**Entries supplied:**

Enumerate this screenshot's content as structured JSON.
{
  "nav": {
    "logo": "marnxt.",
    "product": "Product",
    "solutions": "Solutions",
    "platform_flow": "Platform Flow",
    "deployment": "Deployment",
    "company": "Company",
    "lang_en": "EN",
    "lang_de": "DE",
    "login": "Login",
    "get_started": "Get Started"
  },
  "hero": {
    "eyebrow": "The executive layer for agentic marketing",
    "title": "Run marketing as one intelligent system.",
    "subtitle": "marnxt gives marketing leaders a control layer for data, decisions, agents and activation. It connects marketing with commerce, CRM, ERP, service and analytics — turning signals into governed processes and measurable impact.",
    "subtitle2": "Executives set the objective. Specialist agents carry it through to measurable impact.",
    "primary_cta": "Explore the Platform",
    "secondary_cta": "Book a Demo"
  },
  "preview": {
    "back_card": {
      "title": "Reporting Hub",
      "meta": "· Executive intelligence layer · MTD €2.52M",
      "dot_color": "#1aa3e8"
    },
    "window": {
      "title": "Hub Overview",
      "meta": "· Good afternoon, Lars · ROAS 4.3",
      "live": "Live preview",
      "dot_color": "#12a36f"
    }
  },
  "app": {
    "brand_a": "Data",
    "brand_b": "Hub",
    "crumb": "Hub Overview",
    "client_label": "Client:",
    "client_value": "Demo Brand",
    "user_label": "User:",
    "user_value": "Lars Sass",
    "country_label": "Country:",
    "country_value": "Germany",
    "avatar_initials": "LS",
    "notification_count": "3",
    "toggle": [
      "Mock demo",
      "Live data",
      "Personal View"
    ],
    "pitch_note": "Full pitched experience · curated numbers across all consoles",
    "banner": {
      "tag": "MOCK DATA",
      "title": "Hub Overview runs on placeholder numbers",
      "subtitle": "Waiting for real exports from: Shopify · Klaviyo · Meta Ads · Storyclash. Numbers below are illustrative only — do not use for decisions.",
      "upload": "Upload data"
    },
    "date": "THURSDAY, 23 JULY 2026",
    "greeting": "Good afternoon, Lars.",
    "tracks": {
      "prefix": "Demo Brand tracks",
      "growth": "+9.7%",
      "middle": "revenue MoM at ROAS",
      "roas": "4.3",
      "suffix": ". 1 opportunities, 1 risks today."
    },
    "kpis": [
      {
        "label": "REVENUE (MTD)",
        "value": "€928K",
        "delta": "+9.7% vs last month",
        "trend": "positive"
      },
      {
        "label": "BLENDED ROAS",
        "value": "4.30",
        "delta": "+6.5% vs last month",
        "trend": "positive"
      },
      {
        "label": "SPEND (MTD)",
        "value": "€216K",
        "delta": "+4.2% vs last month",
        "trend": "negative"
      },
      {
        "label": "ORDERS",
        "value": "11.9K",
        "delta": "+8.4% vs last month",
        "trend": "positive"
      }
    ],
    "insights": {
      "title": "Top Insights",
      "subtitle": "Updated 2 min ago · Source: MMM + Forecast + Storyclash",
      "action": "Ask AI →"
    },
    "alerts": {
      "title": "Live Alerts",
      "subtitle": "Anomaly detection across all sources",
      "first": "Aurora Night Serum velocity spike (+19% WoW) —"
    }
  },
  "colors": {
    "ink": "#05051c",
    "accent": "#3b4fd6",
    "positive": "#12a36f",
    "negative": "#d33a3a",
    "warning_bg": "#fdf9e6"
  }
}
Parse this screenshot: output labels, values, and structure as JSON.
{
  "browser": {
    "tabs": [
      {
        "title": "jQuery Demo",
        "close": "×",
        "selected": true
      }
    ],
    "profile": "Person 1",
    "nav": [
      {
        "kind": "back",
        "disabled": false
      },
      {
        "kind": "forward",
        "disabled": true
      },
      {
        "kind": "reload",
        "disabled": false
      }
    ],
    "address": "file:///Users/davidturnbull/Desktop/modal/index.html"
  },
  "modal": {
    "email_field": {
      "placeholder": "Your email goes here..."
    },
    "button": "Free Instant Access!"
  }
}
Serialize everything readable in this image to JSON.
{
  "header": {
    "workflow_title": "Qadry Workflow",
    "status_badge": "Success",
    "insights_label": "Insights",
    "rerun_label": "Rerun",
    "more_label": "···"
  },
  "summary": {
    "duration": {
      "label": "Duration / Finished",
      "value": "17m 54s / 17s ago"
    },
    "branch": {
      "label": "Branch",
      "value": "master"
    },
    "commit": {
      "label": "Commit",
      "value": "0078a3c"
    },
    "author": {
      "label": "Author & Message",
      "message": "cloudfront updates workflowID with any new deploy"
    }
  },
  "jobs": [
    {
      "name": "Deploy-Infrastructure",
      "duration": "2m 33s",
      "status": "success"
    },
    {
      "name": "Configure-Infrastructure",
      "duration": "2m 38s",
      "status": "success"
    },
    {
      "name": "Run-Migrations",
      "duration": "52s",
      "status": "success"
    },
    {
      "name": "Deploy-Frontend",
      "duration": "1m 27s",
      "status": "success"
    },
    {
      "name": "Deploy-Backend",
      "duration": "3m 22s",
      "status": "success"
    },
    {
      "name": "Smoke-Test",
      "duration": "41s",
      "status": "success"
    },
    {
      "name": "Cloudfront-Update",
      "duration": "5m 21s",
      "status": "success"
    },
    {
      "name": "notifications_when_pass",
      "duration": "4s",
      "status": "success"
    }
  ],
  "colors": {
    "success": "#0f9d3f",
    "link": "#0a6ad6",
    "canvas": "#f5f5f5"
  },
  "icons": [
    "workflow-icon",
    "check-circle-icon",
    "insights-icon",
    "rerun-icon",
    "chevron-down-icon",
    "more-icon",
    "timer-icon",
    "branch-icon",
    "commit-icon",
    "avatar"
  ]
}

**Work to be completed:** Restate the data above word for word.

**Task response:**
Enumerate this screenshot's content as structured JSON.
{
  "nav": {
    "logo": "marnxt.",
    "product": "Product",
    "solutions": "Solutions",
    "platform_flow": "Platform Flow",
    "deployment": "Deployment",
    "company": "Company",
    "lang_en": "EN",
    "lang_de": "DE",
    "login": "Login",
    "get_started": "Get Started"
  },
  "hero": {
    "eyebrow": "The executive layer for agentic marketing",
    "title": "Run marketing as one intelligent system.",
    "subtitle": "marnxt gives marketing leaders a control layer for data, decisions, agents and activation. It connects marketing with commerce, CRM, ERP, service and analytics — turning signals into governed processes and measurable impact.",
    "subtitle2": "Executives set the objective. Specialist agents carry it through to measurable impact.",
    "primary_cta": "Explore the Platform",
    "secondary_cta": "Book a Demo"
  },
  "preview": {
    "back_card": {
      "title": "Reporting Hub",
      "meta": "· Executive intelligence layer · MTD €2.52M",
      "dot_color": "#1aa3e8"
    },
    "window": {
      "title": "Hub Overview",
      "meta": "· Good afternoon, Lars · ROAS 4.3",
      "live": "Live preview",
      "dot_color": "#12a36f"
    }
  },
  "app": {
    "brand_a": "Data",
    "brand_b": "Hub",
    "crumb": "Hub Overview",
    "client_label": "Client:",
    "client_value": "Demo Brand",
    "user_label": "User:",
    "user_value": "Lars Sass",
    "country_label": "Country:",
    "country_value": "Germany",
    "avatar_initials": "LS",
    "notification_count": "3",
    "toggle": [
      "Mock demo",
      "Live data",
      "Personal View"
    ],
    "pitch_note": "Full pitched experience · curated numbers across all consoles",
    "banner": {
      "tag": "MOCK DATA",
      "title": "Hub Overview runs on placeholder numbers",
      "subtitle": "Waiting for real exports from: Shopify · Klaviyo · Meta Ads · Storyclash. Numbers below are illustrative only — do not use for decisions.",
      "upload": "Upload data"
    },
    "date": "THURSDAY, 23 JULY 2026",
    "greeting": "Good afternoon, Lars.",
    "tracks": {
      "prefix": "Demo Brand tracks",
      "growth": "+9.7%",
      "middle": "revenue MoM at ROAS",
      "roas": "4.3",
      "suffix": ". 1 opportunities, 1 risks today."
    },
    "kpis": [
      {
        "label": "REVENUE (MTD)",
        "value": "€928K",
        "delta": "+9.7% vs last month",
        "trend": "positive"
      },
      {
        "label": "BLENDED ROAS",
        "value": "4.30",
        "delta": "+6.5% vs last month",
        "trend": "positive"
      },
      {
        "label": "SPEND (MTD)",
        "value": "€216K",
        "delta": "+4.2% vs last month",
        "trend": "negative"
      },
      {
        "label": "ORDERS",
        "value": "11.9K",
        "delta": "+8.4% vs last month",
        "trend": "positive"
      }
    ],
    "insights": {
      "title": "Top Insights",
      "subtitle": "Updated 2 min ago · Source: MMM + Forecast + Storyclash",
      "action": "Ask AI →"
    },
    "alerts": {
      "title": "Live Alerts",
      "subtitle": "Anomaly detection across all sources",
      "first": "Aurora Night Serum velocity spike (+19% WoW) —"
    }
  },
  "colors": {
    "ink": "#05051c",
    "accent": "#3b4fd6",
    "positive": "#12a36f",
    "negative": "#d33a3a",
    "warning_bg": "#fdf9e6"
  }
}
Parse this screenshot: output labels, values, and structure as JSON.
{
  "browser": {
    "tabs": [
      {
        "title": "jQuery Demo",
        "close": "×",
        "selected": true
      }
    ],
    "profile": "Person 1",
    "nav": [
      {
        "kind": "back",
        "disabled": false
      },
      {
        "kind": "forward",
        "disabled": true
      },
      {
        "kind": "reload",
        "disabled": false
      }
    ],
    "address": "file:///Users/davidturnbull/Desktop/modal/index.html"
  },
  "modal": {
    "email_field": {
      "placeholder": "Your email goes here..."
    },
    "button": "Free Instant Access!"
  }
}
Serialize everything readable in this image to JSON.
{
  "header": {
    "workflow_title": "Qadry Workflow",
    "status_badge": "Success",
    "insights_label": "Insights",
    "rerun_label": "Rerun",
    "more_label": "···"
  },
  "summary": {
    "duration": {
      "label": "Duration / Finished",
      "value": "17m 54s / 17s ago"
    },
    "branch": {
      "label": "Branch",
      "value": "master"
    },
    "commit": {
      "label": "Commit",
      "value": "0078a3c"
    },
    "author": {
      "label": "Author & Message",
      "message": "cloudfront updates workflowID with any new deploy"
    }
  },
  "jobs": [
    {
      "name": "Deploy-Infrastructure",
      "duration": "2m 33s",
      "status": "success"
    },
    {
      "name": "Configure-Infrastructure",
      "duration": "2m 38s",
      "status": "success"
    },
    {
      "name": "Run-Migrations",
      "duration": "52s",
      "status": "success"
    },
    {
      "name": "Deploy-Frontend",
      "duration": "1m 27s",
      "status": "success"
    },
    {
      "name": "Deploy-Backend",
      "duration": "3m 22s",
      "status": "success"
    },
    {
      "name": "Smoke-Test",
      "duration": "41s",
      "status": "success"
    },
    {
      "name": "Cloudfront-Update",
      "duration": "5m 21s",
      "status": "success"
    },
    {
      "name": "notifications_when_pass",
      "duration": "4s",
      "status": "success"
    }
  ],
  "colors": {
    "success": "#0f9d3f",
    "link": "#0a6ad6",
    "canvas": "#f5f5f5"
  },
  "icons": [
    "workflow-icon",
    "check-circle-icon",
    "insights-icon",
    "rerun-icon",
    "chevron-down-icon",
    "more-icon",
    "timer-icon",
    "branch-icon",
    "commit-icon",
    "avatar"
  ]
}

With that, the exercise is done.